Saved entries
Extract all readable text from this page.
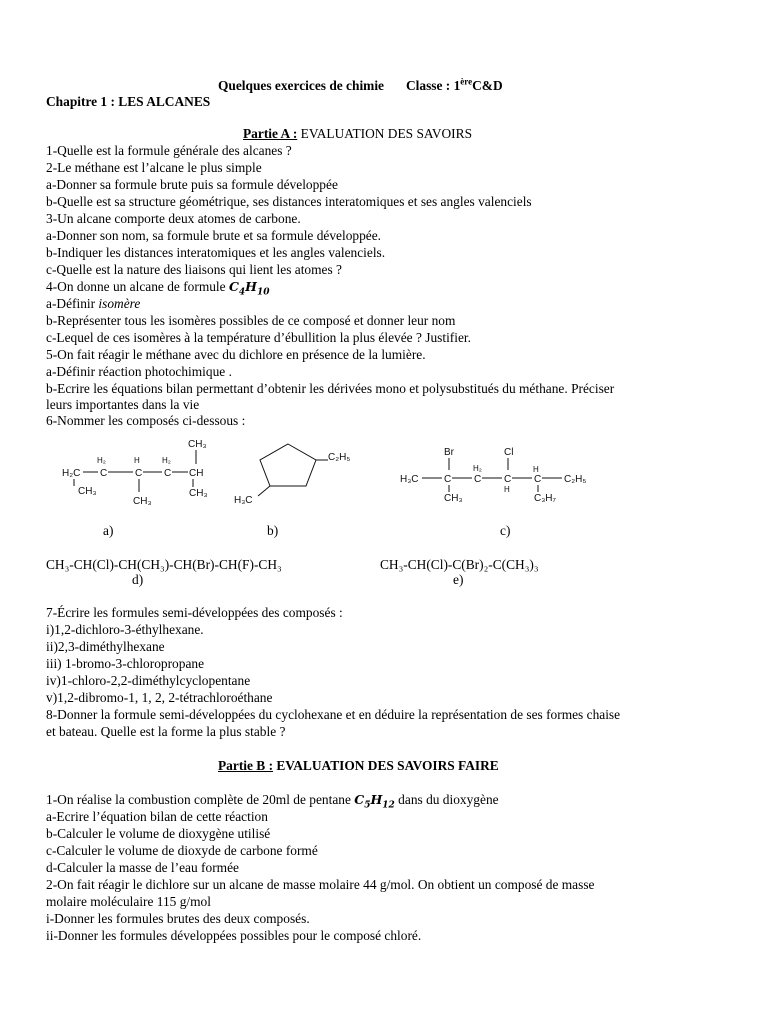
Quelques exercices de chimie Classe : 1èreC&D
Chapitre 1 : LES ALCANES
Partie A : EVALUATION DES SAVOIRS
1-Quelle est la formule générale des alcanes ?
2-Le méthane est l’alcane le plus simple
a-Donner sa formule brute puis sa formule développée
b-Quelle est sa structure géométrique, ses distances interatomiques et ses angles valenciels
3-Un alcane comporte deux atomes de carbone.
a-Donner son nom, sa formule brute et sa formule développée.
b-Indiquer les distances interatomiques et les angles valenciels.
c-Quelle est la nature des liaisons qui lient les atomes ?
4-On donne un alcane de formule $C_4H_{10}$
a-Définir isomère
b-Représenter tous les isomères possibles de ce composé et donner leur nom
c-Lequel de ces isomères à la température d’ébullition la plus élevée ? Justifier.
5-On fait réagir le méthane avec du dichlore en présence de la lumière.
a-Définir réaction photochimique .
b-Ecrire les équations bilan permettant d’obtenir les dérivées mono et polysubstitués du méthane. Préciser
leurs importantes dans la vie
6-Nommer les composés ci-dessous :
CH₃
H₂	H	H₂
H₂C C	C C CH
CH₃
CH₃
CH₃
C₂H₅
H₃C
Br	Cl
H₂	H
H₃C	C C C C C₂H₅
CH₃
H
C₃H₇
a)	b)	c)
CH₃-CH(Cl)-CH(CH₃)-CH(Br)-CH(F)-CH₃	CH₃-CH(Cl)-C(Br)₂-C(CH₃)₃
d)	e)
7-Écrire les formules semi-développées des composés :
i)1,2-dichloro-3-éthylhexane.
ii)2,3-diméthylhexane
iii) 1-bromo-3-chloropropane
iv)1-chloro-2,2-diméthylcyclopentane
v)1,2-dibromo-1, 1, 2, 2-tétrachloroéthane
8-Donner la formule semi-développées du cyclohexane et en déduire la représentation de ses formes chaise
et bateau. Quelle est la forme la plus stable ?
Partie B : EVALUATION DES SAVOIRS FAIRE
1-On réalise la combustion complète de 20ml de pentane $C_5H_{12}$ dans du dioxygène
a-Ecrire l’équation bilan de cette réaction
b-Calculer le volume de dioxygène utilisé
c-Calculer le volume de dioxyde de carbone formé
d-Calculer la masse de l’eau formée
2-On fait réagir le dichlore sur un alcane de masse molaire 44 g/mol. On obtient un composé de masse
molaire moléculaire 115 g/mol
i-Donner les formules brutes des deux composés.
ii-Donner les formules développées possibles pour le composé chloré.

Exercise aim
Identify and copy all lines with the word "dans".

Exercise result
leurs importantes dans la vie
1-On réalise la combustion complète de 20ml de pentane $C_5H_{12}$ dans du dioxygène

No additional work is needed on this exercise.